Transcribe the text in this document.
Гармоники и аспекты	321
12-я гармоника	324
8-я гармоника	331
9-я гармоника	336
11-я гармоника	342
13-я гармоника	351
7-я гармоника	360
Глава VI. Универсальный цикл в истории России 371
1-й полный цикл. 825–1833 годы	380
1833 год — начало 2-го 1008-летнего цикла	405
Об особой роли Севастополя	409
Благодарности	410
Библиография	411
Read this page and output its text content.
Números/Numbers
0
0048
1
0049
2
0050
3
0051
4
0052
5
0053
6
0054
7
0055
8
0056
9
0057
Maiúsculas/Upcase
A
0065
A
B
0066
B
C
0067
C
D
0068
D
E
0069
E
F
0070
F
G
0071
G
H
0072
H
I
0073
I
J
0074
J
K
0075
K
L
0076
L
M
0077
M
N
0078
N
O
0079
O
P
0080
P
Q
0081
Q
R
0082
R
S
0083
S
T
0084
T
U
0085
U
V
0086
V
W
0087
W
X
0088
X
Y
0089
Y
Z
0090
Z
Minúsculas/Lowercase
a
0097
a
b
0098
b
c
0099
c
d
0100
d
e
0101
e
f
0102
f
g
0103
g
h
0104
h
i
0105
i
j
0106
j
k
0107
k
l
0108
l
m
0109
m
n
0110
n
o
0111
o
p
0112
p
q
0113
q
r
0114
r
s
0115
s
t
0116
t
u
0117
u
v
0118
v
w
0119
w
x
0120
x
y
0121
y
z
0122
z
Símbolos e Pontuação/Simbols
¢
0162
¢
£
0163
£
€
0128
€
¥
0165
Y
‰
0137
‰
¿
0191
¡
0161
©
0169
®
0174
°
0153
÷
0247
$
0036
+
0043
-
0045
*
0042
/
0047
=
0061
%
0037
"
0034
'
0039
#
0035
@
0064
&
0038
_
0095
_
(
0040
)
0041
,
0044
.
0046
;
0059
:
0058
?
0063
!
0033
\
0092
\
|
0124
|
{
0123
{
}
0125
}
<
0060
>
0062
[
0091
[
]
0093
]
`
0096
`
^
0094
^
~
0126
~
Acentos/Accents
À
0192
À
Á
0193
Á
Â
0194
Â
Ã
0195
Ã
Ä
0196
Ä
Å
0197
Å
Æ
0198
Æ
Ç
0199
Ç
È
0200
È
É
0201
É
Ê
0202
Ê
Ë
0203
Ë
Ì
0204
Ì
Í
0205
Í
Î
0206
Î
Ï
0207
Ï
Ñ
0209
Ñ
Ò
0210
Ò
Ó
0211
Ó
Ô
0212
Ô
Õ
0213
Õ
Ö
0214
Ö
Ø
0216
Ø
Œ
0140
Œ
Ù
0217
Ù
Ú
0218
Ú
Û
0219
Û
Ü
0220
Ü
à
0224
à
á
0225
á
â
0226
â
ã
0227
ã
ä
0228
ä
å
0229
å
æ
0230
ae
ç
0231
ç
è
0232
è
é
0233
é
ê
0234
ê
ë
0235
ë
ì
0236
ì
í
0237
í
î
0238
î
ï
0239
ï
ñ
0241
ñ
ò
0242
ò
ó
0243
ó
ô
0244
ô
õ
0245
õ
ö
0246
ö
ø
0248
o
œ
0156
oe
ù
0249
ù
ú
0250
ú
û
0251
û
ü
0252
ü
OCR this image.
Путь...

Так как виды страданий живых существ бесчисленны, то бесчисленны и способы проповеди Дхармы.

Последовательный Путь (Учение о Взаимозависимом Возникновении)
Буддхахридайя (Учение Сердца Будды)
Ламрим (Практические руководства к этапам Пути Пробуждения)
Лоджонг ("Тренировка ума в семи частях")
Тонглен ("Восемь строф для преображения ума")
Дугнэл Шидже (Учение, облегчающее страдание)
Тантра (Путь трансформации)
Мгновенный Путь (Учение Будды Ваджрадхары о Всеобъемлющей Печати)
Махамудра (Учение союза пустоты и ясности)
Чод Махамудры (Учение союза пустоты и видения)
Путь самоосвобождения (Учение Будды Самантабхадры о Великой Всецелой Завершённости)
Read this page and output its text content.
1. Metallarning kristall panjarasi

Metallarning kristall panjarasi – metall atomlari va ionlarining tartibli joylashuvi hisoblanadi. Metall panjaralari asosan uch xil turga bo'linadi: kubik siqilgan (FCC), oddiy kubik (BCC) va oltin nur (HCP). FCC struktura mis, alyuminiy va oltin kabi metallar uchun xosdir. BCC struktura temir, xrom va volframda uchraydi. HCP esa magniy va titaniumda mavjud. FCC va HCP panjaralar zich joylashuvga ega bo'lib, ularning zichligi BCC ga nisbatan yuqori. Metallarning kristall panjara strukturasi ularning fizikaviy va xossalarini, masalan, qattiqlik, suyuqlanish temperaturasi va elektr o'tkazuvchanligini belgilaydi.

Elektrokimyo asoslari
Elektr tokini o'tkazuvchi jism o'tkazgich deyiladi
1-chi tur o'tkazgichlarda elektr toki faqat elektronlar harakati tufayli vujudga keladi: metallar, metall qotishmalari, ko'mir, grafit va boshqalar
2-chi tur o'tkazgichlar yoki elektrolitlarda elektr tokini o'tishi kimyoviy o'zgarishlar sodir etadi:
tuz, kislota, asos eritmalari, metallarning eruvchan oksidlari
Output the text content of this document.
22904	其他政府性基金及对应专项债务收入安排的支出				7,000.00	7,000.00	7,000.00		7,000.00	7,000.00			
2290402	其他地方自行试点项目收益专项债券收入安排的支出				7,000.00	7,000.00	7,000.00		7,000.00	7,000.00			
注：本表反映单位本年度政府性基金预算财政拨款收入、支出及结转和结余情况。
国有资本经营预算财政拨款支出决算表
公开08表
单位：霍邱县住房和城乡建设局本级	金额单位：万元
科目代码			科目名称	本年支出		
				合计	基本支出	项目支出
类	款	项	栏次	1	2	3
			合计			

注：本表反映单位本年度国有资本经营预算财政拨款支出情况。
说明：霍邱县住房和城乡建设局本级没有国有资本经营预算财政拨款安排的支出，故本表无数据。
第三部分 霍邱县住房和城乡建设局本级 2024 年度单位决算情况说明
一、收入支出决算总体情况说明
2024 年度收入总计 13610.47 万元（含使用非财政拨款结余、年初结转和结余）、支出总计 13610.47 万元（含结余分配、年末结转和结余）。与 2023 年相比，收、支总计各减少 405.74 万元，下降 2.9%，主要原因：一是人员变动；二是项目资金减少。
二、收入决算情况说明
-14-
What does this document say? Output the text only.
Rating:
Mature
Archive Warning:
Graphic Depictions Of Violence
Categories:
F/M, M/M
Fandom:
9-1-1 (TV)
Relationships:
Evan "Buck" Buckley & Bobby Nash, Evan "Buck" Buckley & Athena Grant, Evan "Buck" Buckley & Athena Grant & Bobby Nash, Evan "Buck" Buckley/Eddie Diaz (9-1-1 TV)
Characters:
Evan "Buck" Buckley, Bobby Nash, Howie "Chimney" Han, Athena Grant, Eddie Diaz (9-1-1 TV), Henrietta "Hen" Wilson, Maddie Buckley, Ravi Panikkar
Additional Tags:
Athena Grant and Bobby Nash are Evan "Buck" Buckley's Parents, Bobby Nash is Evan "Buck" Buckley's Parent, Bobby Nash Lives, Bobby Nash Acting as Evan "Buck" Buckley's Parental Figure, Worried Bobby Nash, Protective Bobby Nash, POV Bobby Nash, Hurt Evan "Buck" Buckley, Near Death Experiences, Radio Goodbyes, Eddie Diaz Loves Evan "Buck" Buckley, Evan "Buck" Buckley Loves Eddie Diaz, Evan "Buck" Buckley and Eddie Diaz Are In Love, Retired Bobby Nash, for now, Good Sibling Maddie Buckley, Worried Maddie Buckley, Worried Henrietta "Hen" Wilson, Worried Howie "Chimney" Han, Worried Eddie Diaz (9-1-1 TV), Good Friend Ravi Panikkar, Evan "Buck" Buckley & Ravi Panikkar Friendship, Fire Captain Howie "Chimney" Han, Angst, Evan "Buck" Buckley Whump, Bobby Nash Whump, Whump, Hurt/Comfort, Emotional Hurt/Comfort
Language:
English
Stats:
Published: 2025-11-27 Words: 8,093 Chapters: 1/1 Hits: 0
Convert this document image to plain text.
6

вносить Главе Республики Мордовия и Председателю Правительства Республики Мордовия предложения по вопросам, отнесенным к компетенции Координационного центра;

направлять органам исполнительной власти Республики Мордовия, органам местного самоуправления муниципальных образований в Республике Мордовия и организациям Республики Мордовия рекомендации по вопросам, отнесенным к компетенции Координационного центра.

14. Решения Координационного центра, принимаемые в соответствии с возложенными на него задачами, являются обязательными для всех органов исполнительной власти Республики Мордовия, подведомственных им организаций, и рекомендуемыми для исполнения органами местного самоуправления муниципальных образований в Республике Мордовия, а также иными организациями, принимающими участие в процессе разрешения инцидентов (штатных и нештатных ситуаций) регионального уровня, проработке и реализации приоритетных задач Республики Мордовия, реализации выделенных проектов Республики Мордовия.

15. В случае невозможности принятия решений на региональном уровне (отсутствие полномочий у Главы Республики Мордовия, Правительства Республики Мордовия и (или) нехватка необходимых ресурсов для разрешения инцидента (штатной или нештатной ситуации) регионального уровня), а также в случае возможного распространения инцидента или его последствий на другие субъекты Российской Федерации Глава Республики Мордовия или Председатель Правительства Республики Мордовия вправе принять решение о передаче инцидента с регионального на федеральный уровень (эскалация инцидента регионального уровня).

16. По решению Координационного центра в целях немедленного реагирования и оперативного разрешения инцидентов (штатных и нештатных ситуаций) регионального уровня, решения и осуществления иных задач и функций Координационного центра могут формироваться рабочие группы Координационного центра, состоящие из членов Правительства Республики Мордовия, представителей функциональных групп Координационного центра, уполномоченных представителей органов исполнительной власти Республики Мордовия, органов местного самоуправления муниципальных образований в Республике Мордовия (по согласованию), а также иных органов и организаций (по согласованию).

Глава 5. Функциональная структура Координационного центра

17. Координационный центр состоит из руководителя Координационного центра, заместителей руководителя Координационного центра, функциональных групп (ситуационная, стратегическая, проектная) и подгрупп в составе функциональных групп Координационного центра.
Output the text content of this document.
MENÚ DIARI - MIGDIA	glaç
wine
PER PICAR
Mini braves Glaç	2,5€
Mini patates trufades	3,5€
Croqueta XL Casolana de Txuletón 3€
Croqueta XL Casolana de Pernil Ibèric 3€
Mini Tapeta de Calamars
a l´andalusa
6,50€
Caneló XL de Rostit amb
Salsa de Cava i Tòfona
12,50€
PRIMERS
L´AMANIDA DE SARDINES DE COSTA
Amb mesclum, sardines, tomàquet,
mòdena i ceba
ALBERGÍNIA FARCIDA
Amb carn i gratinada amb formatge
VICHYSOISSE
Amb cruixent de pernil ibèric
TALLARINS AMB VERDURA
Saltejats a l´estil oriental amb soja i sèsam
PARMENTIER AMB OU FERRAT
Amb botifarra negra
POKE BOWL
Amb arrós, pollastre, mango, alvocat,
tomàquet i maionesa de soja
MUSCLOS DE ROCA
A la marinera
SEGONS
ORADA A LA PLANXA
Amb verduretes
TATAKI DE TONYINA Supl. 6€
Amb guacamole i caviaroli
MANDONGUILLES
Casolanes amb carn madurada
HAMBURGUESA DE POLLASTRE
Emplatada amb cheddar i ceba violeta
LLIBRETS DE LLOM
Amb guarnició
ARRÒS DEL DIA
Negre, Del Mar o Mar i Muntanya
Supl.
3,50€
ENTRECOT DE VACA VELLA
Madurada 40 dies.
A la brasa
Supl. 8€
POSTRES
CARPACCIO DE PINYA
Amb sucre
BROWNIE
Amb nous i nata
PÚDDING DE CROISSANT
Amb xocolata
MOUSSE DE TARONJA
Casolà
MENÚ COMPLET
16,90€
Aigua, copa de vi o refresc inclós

◇ ◇ ◇ ◇ ◇ ◇ ◇

Return only the number of lines in the data that contain "отнесенным".

■ EXERCISE ANSWER:
2